V. karroo is used for chemical products, forage, domestic uses, environmental management, fibre, food, drink, and wood. The tough wood is white to slightly yellowish in colour, rarely producing dark brown heartwood. It is widely cultivated in Asia, Australia, the Mediterranean region, India and the Indian Ocean area. The large thorns mean that the tree must be approached, and the branches handled, carefully.

===Food===
As is common in acacias, edible gum seeps from cracks in the tree's bark, and is an important part of the bushbaby's winter diet. The gum can be used to manufacture sweets (see Gum arabic) and used to have economic importance as "Cape Gum". In dry areas, the tree's presence is a sign of water, both above and underground.

=== Forage and fodder ===
The tree is especially useful as forage and fodder for domestic and wild animals. Apparently, there is no risk of poisoning from it. Goats seem to like V. karroo better than cattle. The small pom-pom shaped yellow flowers are attractive in mid-summer. The flowers make it a very good source of forage for honey bees; honey from it has a pleasant taste.

===Wood and bark===
V. karroo is an excellent source of firewood and charcoal. The wood is also used for fencing posts for cattle byres or kraals. The heartwood has a density of about 800 kg/m^{3}. A tough rope can be made from the inside bark of the tree.

===Traditional medicine===

This species, especially the bark (which can be chewed safely), is also used to treat oral thrush and ulcers. The roots are also used medicinally. They may be chewed for use as an aphrodisiac or powdered and used for dizziness. The gum, bark and leaves have been used as a soothing agent and astringent for colds, conjunctivitis and hemorrhage in other regions of Southern Africa. The bark and leaves have also been used to treat convulsions and stomach problems (including nausea) and as a coagulant.

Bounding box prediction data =
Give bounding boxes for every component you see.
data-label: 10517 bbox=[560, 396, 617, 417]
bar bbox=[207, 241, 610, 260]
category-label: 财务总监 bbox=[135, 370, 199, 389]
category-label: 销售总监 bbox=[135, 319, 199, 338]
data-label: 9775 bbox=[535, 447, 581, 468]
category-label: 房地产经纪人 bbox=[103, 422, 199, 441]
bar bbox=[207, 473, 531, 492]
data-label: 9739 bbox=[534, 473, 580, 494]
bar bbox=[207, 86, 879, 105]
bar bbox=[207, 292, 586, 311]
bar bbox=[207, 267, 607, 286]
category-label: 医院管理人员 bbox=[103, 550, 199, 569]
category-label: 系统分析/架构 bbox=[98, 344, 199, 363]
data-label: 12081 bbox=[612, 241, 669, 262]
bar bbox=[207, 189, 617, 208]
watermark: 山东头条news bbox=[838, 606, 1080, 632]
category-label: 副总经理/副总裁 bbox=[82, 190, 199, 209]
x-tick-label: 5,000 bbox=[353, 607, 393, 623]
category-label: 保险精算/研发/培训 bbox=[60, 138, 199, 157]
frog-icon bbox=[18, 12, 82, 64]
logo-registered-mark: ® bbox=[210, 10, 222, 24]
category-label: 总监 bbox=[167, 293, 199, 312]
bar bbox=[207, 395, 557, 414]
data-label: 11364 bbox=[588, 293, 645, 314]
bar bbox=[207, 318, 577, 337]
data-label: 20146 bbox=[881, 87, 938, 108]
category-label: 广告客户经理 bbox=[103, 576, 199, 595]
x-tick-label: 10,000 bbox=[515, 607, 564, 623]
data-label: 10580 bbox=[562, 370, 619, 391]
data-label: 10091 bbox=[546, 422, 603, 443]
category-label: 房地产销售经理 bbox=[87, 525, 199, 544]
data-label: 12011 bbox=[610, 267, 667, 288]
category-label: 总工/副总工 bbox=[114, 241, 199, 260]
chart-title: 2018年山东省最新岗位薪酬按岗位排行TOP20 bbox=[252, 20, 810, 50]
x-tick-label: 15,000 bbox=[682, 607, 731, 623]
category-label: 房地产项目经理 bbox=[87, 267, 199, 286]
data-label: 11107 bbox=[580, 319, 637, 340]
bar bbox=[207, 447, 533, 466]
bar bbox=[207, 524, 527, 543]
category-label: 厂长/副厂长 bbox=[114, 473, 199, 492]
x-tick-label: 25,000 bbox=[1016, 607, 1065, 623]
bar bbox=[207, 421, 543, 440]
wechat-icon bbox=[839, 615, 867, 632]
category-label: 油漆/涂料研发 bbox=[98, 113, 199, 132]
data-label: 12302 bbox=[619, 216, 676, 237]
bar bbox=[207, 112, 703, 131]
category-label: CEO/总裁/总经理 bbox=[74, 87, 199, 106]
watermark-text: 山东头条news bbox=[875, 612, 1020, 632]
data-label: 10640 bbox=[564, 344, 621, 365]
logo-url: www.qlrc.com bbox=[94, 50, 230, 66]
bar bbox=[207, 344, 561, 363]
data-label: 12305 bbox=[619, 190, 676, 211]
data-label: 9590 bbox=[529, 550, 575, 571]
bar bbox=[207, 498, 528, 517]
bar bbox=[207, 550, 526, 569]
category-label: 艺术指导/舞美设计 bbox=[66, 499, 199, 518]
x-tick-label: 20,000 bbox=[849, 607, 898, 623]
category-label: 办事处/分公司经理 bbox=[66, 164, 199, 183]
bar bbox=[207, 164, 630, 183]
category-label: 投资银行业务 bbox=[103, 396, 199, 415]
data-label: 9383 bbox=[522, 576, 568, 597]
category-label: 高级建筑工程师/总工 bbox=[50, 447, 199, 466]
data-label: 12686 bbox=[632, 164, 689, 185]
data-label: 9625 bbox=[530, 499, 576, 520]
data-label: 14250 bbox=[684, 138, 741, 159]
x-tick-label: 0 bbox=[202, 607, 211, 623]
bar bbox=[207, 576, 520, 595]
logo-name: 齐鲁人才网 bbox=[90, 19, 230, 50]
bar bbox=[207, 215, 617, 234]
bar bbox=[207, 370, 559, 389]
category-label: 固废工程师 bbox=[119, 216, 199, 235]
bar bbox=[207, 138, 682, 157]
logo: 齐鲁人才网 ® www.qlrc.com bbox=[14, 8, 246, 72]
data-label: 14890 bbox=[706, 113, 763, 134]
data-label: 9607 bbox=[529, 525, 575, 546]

PROBLEM =
Please transcribe everything in the V. karroo passage from "V. karroo is used" down to "above and underground.". Work from the V. karroo passage alone.

TASK OUTPUT =
V. karroo is used for chemical products, forage, domestic uses, environmental management, fibre, food, drink, and wood. The tough wood is white to slightly yellowish in colour, rarely producing dark brown heartwood. It is widely cultivated in Asia, Australia, the Mediterranean region, India and the Indian Ocean area. The large thorns mean that the tree must be approached, and the branches handled, carefully.

===Food===
As is common in acacias, edible gum seeps from cracks in the tree's bark, and is an important part of the bushbaby's winter diet. The gum can be used to manufacture sweets (see Gum arabic) and used to have economic importance as "Cape Gum". In dry areas, the tree's presence is a sign of water, both above and underground.